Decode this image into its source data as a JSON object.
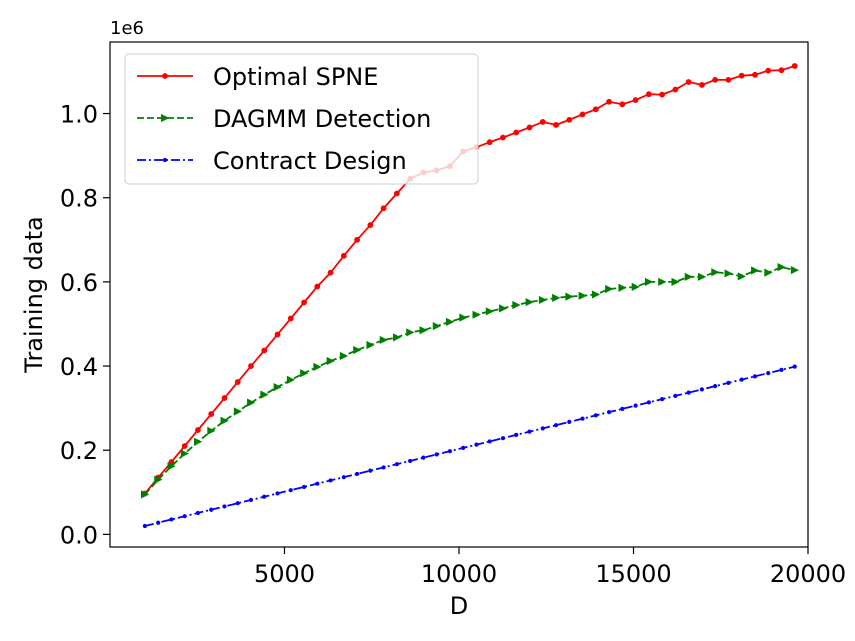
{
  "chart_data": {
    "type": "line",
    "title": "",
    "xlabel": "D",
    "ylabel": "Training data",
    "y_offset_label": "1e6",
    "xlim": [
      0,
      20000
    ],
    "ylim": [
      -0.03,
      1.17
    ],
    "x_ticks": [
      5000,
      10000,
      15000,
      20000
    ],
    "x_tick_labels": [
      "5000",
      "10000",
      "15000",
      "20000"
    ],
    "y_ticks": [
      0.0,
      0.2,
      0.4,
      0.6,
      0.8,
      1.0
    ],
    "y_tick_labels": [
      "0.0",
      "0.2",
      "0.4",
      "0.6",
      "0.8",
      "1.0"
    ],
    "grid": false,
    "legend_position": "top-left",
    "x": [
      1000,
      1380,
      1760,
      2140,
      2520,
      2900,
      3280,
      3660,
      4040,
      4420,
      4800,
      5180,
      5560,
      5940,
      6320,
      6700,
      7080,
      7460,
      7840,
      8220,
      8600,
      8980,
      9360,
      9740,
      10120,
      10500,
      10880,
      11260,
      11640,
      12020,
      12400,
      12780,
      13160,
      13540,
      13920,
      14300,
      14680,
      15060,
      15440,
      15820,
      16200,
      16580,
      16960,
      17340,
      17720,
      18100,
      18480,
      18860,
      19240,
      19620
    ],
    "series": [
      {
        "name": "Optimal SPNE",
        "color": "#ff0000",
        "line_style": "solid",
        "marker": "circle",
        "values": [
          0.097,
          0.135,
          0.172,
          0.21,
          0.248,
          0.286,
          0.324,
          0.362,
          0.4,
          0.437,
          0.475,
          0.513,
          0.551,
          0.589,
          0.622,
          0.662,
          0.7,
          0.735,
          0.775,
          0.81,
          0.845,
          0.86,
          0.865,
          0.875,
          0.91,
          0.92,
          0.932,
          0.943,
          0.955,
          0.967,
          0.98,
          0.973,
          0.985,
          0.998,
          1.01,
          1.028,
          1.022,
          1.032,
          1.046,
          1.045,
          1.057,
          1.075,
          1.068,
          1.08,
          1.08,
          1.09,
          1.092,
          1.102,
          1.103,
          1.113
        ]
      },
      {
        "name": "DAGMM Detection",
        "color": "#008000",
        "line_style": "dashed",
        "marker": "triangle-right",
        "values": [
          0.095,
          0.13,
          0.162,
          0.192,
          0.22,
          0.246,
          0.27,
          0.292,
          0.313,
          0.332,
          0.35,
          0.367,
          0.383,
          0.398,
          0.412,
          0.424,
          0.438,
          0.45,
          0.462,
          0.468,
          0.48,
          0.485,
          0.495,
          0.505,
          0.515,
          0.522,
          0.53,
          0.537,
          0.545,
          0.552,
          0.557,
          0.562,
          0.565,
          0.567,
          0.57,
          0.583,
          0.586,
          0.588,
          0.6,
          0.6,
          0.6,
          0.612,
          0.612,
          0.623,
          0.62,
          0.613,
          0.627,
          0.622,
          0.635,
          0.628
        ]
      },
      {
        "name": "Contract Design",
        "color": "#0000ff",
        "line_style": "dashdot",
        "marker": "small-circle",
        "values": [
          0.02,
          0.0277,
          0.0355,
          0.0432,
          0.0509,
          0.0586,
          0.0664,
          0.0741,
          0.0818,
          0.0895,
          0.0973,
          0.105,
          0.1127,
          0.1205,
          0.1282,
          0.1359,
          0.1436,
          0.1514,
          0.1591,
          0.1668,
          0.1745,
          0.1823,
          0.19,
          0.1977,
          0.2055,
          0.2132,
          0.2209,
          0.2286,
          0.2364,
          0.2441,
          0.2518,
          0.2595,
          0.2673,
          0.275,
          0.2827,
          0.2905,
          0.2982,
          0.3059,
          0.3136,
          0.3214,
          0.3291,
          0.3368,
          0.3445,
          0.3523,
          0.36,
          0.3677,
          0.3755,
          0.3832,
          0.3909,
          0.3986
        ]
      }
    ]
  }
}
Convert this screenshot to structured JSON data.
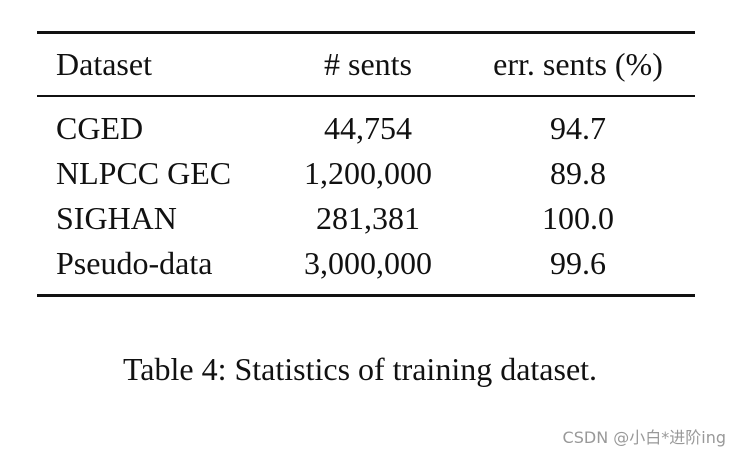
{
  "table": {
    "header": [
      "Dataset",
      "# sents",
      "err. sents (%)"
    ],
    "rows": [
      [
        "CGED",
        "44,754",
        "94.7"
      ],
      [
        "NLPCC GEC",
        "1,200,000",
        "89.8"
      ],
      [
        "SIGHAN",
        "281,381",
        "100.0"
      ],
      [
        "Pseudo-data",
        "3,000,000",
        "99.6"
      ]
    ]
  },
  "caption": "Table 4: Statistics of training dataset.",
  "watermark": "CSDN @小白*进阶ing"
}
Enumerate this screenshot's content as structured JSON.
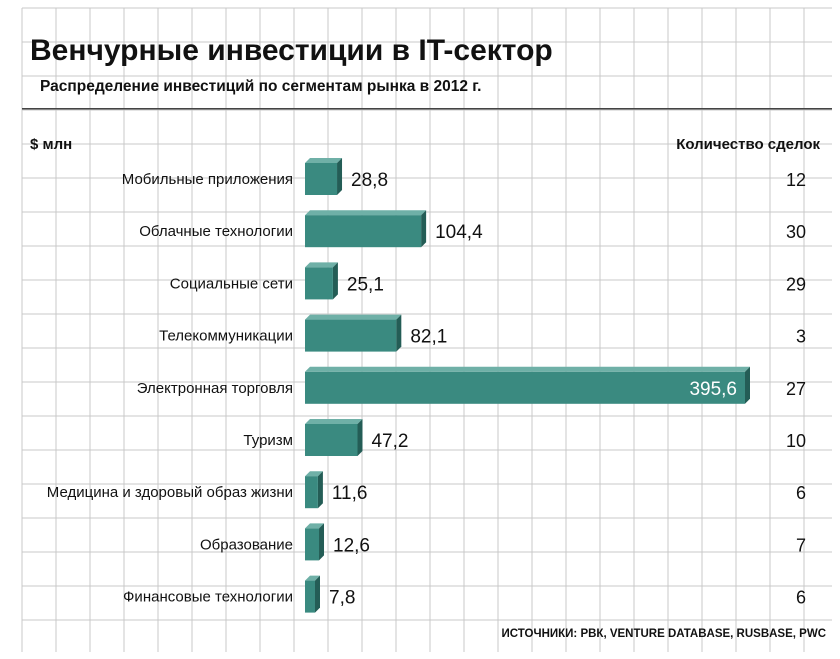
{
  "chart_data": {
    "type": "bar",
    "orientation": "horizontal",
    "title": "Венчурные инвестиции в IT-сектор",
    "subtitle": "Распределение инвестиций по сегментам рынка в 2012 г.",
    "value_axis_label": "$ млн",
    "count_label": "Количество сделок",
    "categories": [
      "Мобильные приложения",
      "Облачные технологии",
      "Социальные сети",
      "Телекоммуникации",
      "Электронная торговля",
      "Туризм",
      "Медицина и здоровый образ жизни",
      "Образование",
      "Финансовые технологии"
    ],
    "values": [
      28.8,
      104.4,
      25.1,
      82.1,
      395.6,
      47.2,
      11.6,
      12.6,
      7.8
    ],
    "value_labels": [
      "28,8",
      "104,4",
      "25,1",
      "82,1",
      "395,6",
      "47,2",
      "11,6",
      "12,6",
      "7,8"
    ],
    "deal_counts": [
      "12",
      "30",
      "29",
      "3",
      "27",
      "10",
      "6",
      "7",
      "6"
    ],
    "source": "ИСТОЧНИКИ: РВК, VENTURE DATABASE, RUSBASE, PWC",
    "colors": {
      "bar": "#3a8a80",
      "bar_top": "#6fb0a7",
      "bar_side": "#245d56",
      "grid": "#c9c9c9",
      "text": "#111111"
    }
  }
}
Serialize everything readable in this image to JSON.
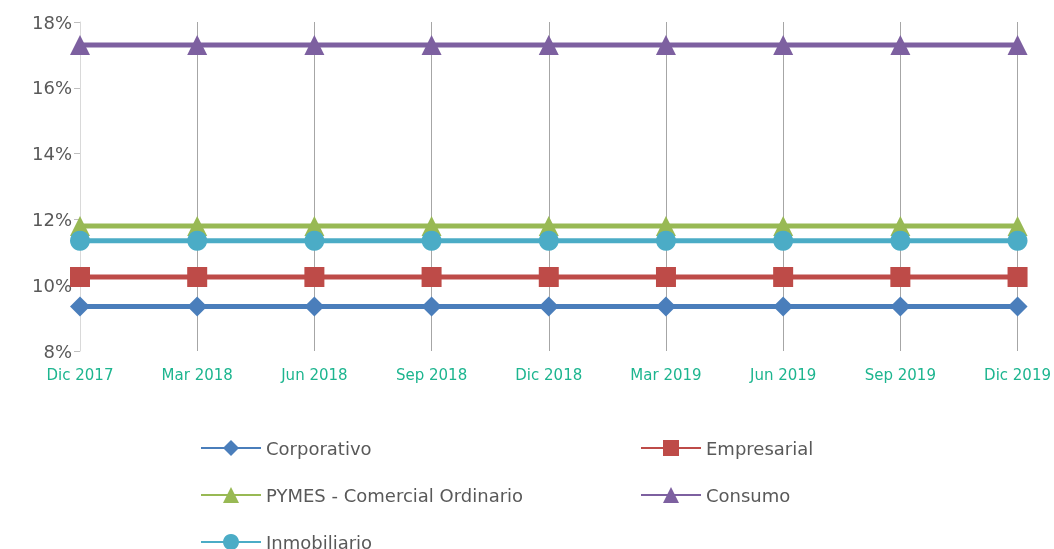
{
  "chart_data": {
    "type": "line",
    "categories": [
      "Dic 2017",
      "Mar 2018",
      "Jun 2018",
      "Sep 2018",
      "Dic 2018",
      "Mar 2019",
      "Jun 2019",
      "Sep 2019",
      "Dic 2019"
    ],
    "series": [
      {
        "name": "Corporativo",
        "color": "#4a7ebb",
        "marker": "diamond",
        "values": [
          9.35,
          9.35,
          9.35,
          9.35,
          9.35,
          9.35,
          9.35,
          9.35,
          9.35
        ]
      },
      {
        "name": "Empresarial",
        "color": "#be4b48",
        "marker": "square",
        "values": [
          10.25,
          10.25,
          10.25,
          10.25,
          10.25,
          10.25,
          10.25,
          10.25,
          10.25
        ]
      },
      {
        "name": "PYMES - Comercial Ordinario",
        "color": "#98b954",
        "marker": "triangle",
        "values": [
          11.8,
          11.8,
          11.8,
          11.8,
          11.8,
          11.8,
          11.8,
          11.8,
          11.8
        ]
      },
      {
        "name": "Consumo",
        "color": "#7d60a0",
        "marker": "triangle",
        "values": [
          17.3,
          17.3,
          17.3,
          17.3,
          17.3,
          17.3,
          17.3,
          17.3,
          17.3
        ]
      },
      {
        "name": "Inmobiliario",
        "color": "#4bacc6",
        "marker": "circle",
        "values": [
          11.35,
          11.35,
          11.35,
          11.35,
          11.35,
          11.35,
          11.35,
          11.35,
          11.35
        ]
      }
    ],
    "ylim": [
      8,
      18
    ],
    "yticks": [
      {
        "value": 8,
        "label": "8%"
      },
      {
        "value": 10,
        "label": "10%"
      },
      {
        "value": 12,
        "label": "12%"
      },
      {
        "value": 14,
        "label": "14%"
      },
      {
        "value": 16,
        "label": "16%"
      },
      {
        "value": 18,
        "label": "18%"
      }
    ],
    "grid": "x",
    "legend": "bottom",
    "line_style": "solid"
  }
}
_ _ _
**Exercise directions:** Repeat the data exactly, excluding the pictures.

**Exercise result:**
Decode this image into its source data as a JSON object.
{
  "chart_data": {
    "type": "line",
    "title": "",
    "xlabel": "D",
    "ylabel": "Training data",
    "y_offset_label": "1e6",
    "xlim": [
      0,
      20000
    ],
    "ylim": [
      -0.03,
      1.17
    ],
    "x_ticks": [
      5000,
      10000,
      15000,
      20000
    ],
    "x_tick_labels": [
      "5000",
      "10000",
      "15000",
      "20000"
    ],
    "y_ticks": [
      0.0,
      0.2,
      0.4,
      0.6,
      0.8,
      1.0
    ],
    "y_tick_labels": [
      "0.0",
      "0.2",
      "0.4",
      "0.6",
      "0.8",
      "1.0"
    ],
    "grid": false,
    "legend_position": "top-left",
    "x": [
      1000,
      1380,
      1760,
      2140,
      2520,
      2900,
      3280,
      3660,
      4040,
      4420,
      4800,
      5180,
      5560,
      5940,
      6320,
      6700,
      7080,
      7460,
      7840,
      8220,
      8600,
      8980,
      9360,
      9740,
      10120,
      10500,
      10880,
      11260,
      11640,
      12020,
      12400,
      12780,
      13160,
      13540,
      13920,
      14300,
      14680,
      15060,
      15440,
      15820,
      16200,
      16580,
      16960,
      17340,
      17720,
      18100,
      18480,
      18860,
      19240,
      19620
    ],
    "series": [
      {
        "name": "Optimal SPNE",
        "color": "#ff0000",
        "line_style": "solid",
        "marker": "circle",
        "values": [
          0.097,
          0.135,
          0.172,
          0.21,
          0.248,
          0.286,
          0.324,
          0.362,
          0.4,
          0.437,
          0.475,
          0.513,
          0.551,
          0.589,
          0.622,
          0.662,
          0.7,
          0.735,
          0.775,
          0.81,
          0.845,
          0.86,
          0.865,
          0.875,
          0.91,
          0.92,
          0.932,
          0.943,
          0.955,
          0.967,
          0.98,
          0.973,
          0.985,
          0.998,
          1.01,
          1.028,
          1.022,
          1.032,
          1.046,
          1.045,
          1.057,
          1.075,
          1.068,
          1.08,
          1.08,
          1.09,
          1.092,
          1.102,
          1.103,
          1.113
        ]
      },
      {
        "name": "DAGMM Detection",
        "color": "#008000",
        "line_style": "dashed",
        "marker": "triangle-right",
        "values": [
          0.095,
          0.13,
          0.162,
          0.192,
          0.22,
          0.246,
          0.27,
          0.292,
          0.313,
          0.332,
          0.35,
          0.367,
          0.383,
          0.398,
          0.412,
          0.424,
          0.438,
          0.45,
          0.462,
          0.468,
          0.48,
          0.485,
          0.495,
          0.505,
          0.515,
          0.522,
          0.53,
          0.537,
          0.545,
          0.552,
          0.557,
          0.562,
          0.565,
          0.567,
          0.57,
          0.583,
          0.586,
          0.588,
          0.6,
          0.6,
          0.6,
          0.612,
          0.612,
          0.623,
          0.62,
          0.613,
          0.627,
          0.622,
          0.635,
          0.628
        ]
      },
      {
        "name": "Contract Design",
        "color": "#0000ff",
        "line_style": "dashdot",
        "marker": "small-circle",
        "values": [
          0.02,
          0.0277,
          0.0355,
          0.0432,
          0.0509,
          0.0586,
          0.0664,
          0.0741,
          0.0818,
          0.0895,
          0.0973,
          0.105,
          0.1127,
          0.1205,
          0.1282,
          0.1359,
          0.1436,
          0.1514,
          0.1591,
          0.1668,
          0.1745,
          0.1823,
          0.19,
          0.1977,
          0.2055,
          0.2132,
          0.2209,
          0.2286,
          0.2364,
          0.2441,
          0.2518,
          0.2595,
          0.2673,
          0.275,
          0.2827,
          0.2905,
          0.2982,
          0.3059,
          0.3136,
          0.3214,
          0.3291,
          0.3368,
          0.3445,
          0.3523,
          0.36,
          0.3677,
          0.3755,
          0.3832,
          0.3909,
          0.3986
        ]
      }
    ]
  }
}
Convert this screenshot to structured JSON data.
{
  "table": {
    "header": [
      "Dataset",
      "# sents",
      "err. sents (%)"
    ],
    "rows": [
      [
        "CGED",
        "44,754",
        "94.7"
      ],
      [
        "NLPCC GEC",
        "1,200,000",
        "89.8"
      ],
      [
        "SIGHAN",
        "281,381",
        "100.0"
      ],
      [
        "Pseudo-data",
        "3,000,000",
        "99.6"
      ]
    ]
  },
  "caption": "Table 4: Statistics of training dataset.",
  "watermark": "CSDN @小白*进阶ing"
}
Enumerate this screenshot's content as structured JSON.
{
  "chart_data": {
    "type": "bar",
    "orientation": "horizontal",
    "title": "Венчурные инвестиции в IT-сектор",
    "subtitle": "Распределение инвестиций по сегментам рынка в 2012 г.",
    "value_axis_label": "$ млн",
    "count_label": "Количество сделок",
    "categories": [
      "Мобильные приложения",
      "Облачные технологии",
      "Социальные сети",
      "Телекоммуникации",
      "Электронная торговля",
      "Туризм",
      "Медицина и здоровый образ жизни",
      "Образование",
      "Финансовые технологии"
    ],
    "values": [
      28.8,
      104.4,
      25.1,
      82.1,
      395.6,
      47.2,
      11.6,
      12.6,
      7.8
    ],
    "value_labels": [
      "28,8",
      "104,4",
      "25,1",
      "82,1",
      "395,6",
      "47,2",
      "11,6",
      "12,6",
      "7,8"
    ],
    "deal_counts": [
      "12",
      "30",
      "29",
      "3",
      "27",
      "10",
      "6",
      "7",
      "6"
    ],
    "source": "ИСТОЧНИКИ: РВК, VENTURE DATABASE, RUSBASE, PWC",
    "colors": {
      "bar": "#3a8a80",
      "bar_top": "#6fb0a7",
      "bar_side": "#245d56",
      "grid": "#c9c9c9",
      "text": "#111111"
    }
  }
}
Serialize everything readable in this image to JSON.
{
  "chart_data": {
    "type": "line",
    "categories": [
      "Dic 2017",
      "Mar 2018",
      "Jun 2018",
      "Sep 2018",
      "Dic 2018",
      "Mar 2019",
      "Jun 2019",
      "Sep 2019",
      "Dic 2019"
    ],
    "series": [
      {
        "name": "Corporativo",
        "color": "#4a7ebb",
        "marker": "diamond",
        "values": [
          9.35,
          9.35,
          9.35,
          9.35,
          9.35,
          9.35,
          9.35,
          9.35,
          9.35
        ]
      },
      {
        "name": "Empresarial",
        "color": "#be4b48",
        "marker": "square",
        "values": [
          10.25,
          10.25,
          10.25,
          10.25,
          10.25,
          10.25,
          10.25,
          10.25,
          10.25
        ]
      },
      {
        "name": "PYMES - Comercial Ordinario",
        "color": "#98b954",
        "marker": "triangle",
        "values": [
          11.8,
          11.8,
          11.8,
          11.8,
          11.8,
          11.8,
          11.8,
          11.8,
          11.8
        ]
      },
      {
        "name": "Consumo",
        "color": "#7d60a0",
        "marker": "triangle",
        "values": [
          17.3,
          17.3,
          17.3,
          17.3,
          17.3,
          17.3,
          17.3,
          17.3,
          17.3
        ]
      },
      {
        "name": "Inmobiliario",
        "color": "#4bacc6",
        "marker": "circle",
        "values": [
          11.35,
          11.35,
          11.35,
          11.35,
          11.35,
          11.35,
          11.35,
          11.35,
          11.35
        ]
      }
    ],
    "ylim": [
      8,
      18
    ],
    "yticks": [
      {
        "value": 8,
        "label": "8%"
      },
      {
        "value": 10,
        "label": "10%"
      },
      {
        "value": 12,
        "label": "12%"
      },
      {
        "value": 14,
        "label": "14%"
      },
      {
        "value": 16,
        "label": "16%"
      },
      {
        "value": 18,
        "label": "18%"
      }
    ],
    "grid": "x",
    "legend": "bottom",
    "line_style": "solid"
  }
}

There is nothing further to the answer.